● Written exercise: Using the listing below, please gather every line containing the word "JSON".

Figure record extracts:
>>>
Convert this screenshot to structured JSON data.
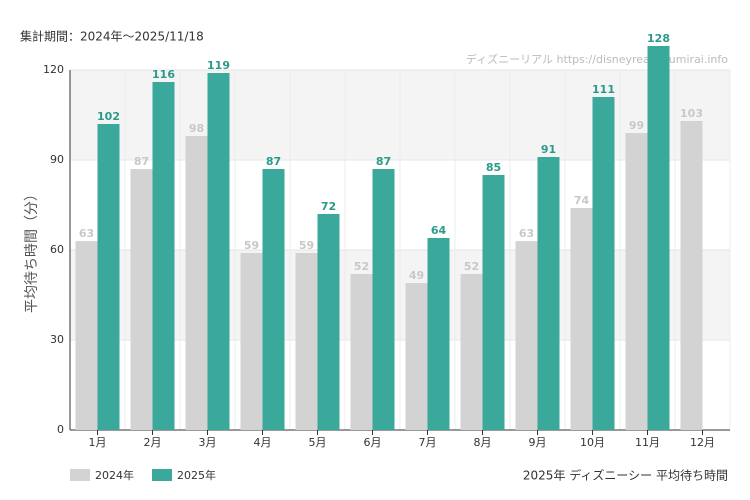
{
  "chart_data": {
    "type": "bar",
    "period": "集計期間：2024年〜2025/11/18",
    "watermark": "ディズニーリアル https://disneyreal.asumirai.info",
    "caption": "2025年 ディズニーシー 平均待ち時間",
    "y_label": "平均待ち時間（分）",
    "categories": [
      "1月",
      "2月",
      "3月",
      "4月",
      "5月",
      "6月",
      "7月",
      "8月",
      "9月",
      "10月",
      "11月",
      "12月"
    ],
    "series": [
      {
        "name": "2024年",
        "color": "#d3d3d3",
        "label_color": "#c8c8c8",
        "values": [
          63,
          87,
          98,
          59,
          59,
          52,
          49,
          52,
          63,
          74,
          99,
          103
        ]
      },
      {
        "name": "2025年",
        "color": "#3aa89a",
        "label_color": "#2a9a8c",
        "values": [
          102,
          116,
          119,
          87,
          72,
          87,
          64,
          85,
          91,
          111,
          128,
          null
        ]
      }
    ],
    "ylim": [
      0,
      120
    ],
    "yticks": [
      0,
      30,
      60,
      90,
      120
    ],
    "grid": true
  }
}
<<<
>>>
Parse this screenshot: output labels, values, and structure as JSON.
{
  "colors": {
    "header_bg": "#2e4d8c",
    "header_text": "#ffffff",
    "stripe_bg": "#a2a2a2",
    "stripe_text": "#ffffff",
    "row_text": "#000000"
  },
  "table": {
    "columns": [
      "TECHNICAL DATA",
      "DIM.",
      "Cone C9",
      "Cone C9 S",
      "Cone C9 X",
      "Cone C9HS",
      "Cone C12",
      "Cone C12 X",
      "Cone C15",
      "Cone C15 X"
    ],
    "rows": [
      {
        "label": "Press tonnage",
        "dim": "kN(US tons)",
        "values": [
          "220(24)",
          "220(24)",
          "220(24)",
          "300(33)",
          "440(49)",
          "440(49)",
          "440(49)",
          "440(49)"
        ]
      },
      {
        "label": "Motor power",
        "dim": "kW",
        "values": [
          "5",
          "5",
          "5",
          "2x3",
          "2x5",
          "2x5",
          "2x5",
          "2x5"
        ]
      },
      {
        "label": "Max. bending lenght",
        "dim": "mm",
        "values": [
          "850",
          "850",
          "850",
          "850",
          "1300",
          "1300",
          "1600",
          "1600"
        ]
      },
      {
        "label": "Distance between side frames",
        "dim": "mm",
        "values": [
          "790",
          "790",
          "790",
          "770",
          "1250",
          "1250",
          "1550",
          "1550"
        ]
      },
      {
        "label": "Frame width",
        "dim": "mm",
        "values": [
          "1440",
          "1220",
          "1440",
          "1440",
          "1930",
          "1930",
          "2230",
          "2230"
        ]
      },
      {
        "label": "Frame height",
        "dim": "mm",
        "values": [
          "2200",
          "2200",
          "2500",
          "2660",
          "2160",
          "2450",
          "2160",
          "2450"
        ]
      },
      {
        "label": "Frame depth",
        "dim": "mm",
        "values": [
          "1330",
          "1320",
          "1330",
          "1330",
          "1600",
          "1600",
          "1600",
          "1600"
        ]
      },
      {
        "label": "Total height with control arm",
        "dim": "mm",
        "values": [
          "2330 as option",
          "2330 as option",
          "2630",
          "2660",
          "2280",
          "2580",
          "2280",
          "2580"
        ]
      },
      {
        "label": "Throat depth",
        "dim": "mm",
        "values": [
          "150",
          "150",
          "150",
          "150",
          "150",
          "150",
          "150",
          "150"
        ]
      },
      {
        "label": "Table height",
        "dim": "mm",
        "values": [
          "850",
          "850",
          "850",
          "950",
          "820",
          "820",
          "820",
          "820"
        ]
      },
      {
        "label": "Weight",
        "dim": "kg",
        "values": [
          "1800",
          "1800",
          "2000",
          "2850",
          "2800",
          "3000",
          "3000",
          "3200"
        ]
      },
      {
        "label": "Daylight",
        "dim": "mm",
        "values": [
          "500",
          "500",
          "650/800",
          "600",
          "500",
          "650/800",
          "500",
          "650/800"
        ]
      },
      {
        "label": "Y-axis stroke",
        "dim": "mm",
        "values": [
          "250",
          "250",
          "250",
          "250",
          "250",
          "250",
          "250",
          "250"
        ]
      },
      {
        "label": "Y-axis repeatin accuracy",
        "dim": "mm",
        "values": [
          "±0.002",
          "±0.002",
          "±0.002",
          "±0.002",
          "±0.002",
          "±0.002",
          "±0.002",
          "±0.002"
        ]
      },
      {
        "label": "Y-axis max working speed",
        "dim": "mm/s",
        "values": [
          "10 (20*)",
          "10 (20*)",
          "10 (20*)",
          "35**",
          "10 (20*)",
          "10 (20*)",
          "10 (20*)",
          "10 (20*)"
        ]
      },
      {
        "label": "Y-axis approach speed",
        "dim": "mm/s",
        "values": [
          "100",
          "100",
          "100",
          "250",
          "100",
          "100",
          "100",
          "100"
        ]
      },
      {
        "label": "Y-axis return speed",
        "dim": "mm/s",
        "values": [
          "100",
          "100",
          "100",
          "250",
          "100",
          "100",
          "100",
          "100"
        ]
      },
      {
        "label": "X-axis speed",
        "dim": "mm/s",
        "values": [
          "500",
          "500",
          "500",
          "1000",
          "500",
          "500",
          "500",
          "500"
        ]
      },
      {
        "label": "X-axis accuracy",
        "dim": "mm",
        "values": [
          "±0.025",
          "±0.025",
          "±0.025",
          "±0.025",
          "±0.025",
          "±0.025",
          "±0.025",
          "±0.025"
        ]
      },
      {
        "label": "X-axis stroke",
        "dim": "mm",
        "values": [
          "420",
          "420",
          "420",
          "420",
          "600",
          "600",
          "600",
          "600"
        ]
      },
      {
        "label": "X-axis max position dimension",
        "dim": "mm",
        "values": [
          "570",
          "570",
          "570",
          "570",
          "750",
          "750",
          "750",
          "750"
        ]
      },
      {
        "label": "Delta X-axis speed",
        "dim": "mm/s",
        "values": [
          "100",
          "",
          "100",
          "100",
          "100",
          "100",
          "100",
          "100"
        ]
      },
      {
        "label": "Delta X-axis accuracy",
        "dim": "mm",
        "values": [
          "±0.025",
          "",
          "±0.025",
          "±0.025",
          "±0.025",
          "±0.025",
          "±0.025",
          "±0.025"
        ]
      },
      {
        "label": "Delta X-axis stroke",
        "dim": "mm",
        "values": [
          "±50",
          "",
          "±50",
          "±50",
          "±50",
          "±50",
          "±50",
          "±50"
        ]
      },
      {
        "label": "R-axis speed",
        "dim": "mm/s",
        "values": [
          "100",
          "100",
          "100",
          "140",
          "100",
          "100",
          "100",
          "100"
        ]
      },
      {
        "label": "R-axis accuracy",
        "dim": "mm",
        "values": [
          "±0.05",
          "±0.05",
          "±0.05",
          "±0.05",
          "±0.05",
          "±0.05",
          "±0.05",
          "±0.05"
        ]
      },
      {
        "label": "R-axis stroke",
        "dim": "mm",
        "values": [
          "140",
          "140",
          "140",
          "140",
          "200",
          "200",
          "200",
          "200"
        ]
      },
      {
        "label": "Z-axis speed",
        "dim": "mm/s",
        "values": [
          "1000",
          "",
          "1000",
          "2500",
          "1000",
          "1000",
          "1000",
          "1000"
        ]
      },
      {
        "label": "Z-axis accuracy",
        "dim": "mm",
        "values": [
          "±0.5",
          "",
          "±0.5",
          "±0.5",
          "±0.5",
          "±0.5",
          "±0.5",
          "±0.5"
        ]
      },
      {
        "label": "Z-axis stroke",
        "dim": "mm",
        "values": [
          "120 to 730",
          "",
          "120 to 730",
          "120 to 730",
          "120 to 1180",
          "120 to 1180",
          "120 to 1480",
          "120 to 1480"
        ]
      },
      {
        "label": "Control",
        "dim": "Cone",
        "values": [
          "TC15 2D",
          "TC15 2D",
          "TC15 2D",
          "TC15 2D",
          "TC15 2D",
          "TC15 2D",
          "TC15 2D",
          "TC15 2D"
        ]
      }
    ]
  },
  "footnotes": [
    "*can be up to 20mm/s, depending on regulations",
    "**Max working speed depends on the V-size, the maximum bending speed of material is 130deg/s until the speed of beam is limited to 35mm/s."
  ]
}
<<<
>>>
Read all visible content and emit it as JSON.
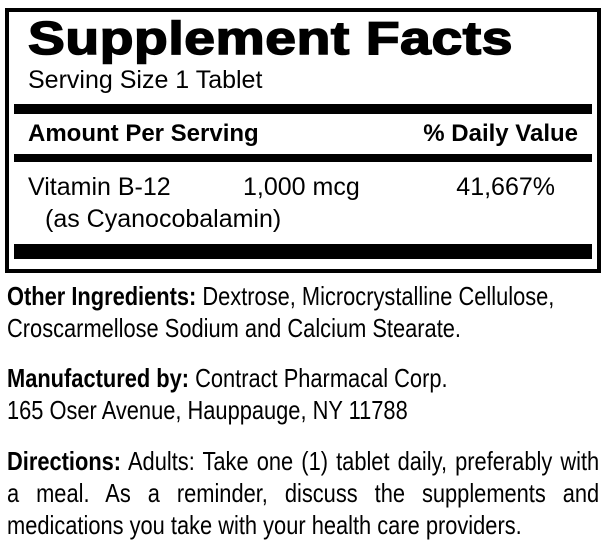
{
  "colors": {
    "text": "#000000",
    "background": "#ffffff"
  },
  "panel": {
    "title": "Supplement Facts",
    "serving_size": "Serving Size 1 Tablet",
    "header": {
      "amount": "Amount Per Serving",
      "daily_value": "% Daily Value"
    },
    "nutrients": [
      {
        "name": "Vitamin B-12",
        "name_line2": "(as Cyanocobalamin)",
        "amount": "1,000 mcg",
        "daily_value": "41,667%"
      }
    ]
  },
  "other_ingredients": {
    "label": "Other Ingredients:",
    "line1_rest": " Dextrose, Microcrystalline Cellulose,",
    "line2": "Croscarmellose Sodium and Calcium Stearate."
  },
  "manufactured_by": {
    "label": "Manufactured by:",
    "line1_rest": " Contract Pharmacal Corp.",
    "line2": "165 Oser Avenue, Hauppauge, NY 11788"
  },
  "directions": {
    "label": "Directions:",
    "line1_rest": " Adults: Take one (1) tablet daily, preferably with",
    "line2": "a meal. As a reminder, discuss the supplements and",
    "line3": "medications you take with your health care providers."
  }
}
<<<
● Expected answer:
Convert this screenshot to structured JSON data.
Parse this screenshot: output labels, values, and structure as JSON.
Read all visible content and emit it as JSON.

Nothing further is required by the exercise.